[Items from a figure collection]
_ _ _ _ _

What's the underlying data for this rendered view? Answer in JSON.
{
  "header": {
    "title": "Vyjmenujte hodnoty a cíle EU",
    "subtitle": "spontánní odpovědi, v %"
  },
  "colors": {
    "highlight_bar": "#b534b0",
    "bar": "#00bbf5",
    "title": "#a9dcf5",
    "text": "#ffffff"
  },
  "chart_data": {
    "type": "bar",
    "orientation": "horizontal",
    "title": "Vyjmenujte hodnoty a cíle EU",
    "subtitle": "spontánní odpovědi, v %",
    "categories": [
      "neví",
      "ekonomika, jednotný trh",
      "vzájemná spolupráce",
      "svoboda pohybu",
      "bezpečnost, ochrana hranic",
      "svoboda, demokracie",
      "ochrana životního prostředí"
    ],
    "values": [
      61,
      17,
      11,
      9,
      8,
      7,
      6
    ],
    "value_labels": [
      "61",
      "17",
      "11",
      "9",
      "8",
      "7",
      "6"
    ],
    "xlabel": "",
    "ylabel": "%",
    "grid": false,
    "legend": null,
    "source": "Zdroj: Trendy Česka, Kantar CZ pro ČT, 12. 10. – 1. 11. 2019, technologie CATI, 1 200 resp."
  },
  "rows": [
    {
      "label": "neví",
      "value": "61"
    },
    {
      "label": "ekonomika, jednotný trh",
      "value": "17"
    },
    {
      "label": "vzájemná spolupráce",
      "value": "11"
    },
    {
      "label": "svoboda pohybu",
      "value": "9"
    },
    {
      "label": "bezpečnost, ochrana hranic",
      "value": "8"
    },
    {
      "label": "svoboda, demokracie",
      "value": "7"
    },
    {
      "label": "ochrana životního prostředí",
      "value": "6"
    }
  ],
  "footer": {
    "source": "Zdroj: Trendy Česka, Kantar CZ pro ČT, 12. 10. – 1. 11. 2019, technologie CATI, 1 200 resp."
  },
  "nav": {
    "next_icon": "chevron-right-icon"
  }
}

_ _ _ _ _

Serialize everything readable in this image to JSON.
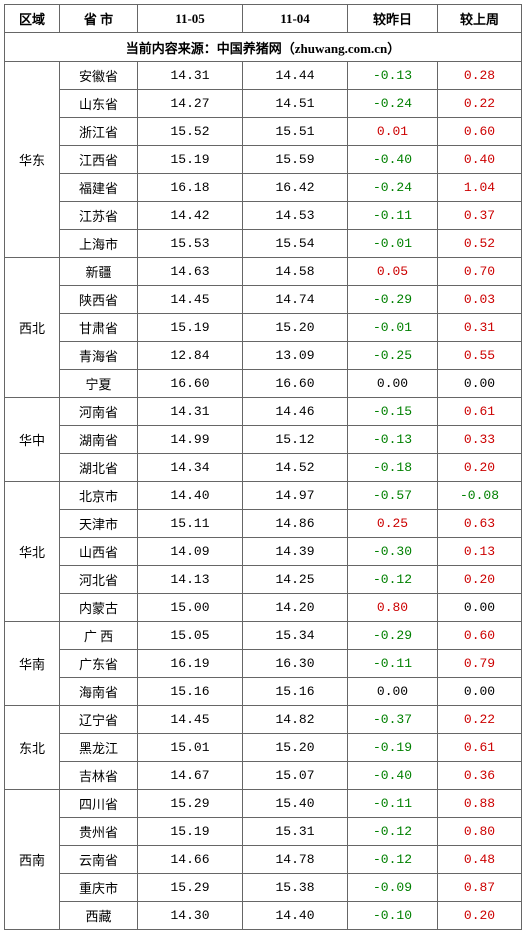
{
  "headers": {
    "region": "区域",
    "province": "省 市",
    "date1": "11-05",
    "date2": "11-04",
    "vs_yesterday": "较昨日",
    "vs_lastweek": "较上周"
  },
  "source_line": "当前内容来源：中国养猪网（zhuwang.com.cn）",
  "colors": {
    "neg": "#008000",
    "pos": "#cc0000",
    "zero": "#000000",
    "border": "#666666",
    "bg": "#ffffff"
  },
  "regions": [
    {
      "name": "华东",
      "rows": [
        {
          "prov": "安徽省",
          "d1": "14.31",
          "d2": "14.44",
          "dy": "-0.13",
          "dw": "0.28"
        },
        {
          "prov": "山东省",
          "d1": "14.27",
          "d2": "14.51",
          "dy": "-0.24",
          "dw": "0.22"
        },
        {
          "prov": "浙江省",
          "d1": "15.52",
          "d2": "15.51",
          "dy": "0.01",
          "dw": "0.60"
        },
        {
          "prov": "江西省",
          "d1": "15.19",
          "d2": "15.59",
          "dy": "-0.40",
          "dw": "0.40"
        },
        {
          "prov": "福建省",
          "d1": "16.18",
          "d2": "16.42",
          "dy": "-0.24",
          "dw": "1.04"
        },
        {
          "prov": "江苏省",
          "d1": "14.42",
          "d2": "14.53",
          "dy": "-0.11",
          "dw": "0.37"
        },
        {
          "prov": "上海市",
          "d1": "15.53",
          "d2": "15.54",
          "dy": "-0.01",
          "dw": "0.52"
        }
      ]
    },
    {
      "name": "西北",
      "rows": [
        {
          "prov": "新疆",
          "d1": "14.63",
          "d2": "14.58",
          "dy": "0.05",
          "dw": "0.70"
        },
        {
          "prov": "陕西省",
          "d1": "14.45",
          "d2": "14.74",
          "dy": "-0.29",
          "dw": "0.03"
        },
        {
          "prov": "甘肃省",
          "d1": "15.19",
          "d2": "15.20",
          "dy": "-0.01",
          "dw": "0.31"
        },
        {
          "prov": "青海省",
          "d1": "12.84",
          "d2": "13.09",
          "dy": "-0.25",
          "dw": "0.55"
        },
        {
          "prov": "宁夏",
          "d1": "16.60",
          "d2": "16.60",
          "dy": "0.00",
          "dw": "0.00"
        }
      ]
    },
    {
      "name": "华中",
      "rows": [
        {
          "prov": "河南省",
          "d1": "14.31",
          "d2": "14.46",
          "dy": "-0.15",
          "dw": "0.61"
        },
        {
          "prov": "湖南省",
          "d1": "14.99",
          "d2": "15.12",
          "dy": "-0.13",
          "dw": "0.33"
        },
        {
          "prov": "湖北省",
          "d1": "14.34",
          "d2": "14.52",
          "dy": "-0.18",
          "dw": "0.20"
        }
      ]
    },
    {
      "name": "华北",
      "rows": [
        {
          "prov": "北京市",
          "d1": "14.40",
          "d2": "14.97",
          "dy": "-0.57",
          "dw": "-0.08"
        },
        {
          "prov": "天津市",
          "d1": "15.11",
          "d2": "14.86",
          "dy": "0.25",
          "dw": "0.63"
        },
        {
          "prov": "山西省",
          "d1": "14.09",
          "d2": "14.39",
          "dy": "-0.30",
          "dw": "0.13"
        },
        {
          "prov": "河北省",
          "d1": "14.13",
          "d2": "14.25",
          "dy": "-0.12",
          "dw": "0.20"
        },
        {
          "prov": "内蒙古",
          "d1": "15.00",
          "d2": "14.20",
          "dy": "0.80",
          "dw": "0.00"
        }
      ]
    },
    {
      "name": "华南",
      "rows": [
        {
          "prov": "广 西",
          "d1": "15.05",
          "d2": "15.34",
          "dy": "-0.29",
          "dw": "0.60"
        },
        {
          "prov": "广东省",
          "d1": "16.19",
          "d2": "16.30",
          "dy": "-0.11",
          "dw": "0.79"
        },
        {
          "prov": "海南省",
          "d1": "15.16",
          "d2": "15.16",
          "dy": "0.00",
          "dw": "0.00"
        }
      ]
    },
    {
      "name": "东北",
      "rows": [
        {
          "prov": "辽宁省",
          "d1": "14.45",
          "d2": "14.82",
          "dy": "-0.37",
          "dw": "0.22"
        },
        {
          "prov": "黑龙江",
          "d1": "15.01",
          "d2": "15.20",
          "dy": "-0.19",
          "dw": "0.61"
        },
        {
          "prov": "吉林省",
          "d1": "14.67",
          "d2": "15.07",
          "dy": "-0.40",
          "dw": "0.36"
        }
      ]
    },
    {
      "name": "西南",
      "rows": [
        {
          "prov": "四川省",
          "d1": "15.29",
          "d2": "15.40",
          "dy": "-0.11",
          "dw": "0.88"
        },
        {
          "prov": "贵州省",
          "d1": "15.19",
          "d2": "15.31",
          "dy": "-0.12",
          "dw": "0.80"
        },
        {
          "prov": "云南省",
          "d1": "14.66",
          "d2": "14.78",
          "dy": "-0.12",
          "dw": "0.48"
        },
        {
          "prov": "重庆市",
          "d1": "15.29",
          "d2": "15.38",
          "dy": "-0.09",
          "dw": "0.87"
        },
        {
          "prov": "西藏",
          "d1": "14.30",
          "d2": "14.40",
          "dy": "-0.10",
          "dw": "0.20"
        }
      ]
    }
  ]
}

_ _ _ _ _

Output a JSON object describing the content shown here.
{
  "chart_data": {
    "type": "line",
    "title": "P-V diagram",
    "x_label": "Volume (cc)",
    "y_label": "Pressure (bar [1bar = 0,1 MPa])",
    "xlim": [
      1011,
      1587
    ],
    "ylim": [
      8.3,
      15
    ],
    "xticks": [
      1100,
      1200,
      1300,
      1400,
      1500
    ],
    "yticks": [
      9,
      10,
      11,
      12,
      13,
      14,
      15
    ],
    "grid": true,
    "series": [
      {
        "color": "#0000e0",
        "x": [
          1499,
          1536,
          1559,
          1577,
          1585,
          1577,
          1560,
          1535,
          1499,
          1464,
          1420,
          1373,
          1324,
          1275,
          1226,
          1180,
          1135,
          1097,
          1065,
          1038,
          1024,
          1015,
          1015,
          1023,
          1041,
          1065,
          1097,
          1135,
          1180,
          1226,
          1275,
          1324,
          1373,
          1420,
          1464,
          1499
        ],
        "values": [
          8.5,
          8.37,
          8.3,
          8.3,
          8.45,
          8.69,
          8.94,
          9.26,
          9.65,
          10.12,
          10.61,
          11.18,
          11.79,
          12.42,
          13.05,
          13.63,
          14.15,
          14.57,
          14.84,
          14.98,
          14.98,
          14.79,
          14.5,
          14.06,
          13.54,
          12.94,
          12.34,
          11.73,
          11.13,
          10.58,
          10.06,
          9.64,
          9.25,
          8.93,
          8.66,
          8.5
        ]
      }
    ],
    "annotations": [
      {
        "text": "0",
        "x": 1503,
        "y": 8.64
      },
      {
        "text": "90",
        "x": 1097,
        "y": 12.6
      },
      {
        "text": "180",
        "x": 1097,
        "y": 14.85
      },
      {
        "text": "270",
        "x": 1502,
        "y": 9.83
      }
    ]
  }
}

_ _ _ _ _

> **Work to complete**
Look through the entries above for the word "demokracie". Copy every line where it shows up.

> **Answer to the exercise**
      "svoboda, demokracie",
      "label": "svoboda, demokracie",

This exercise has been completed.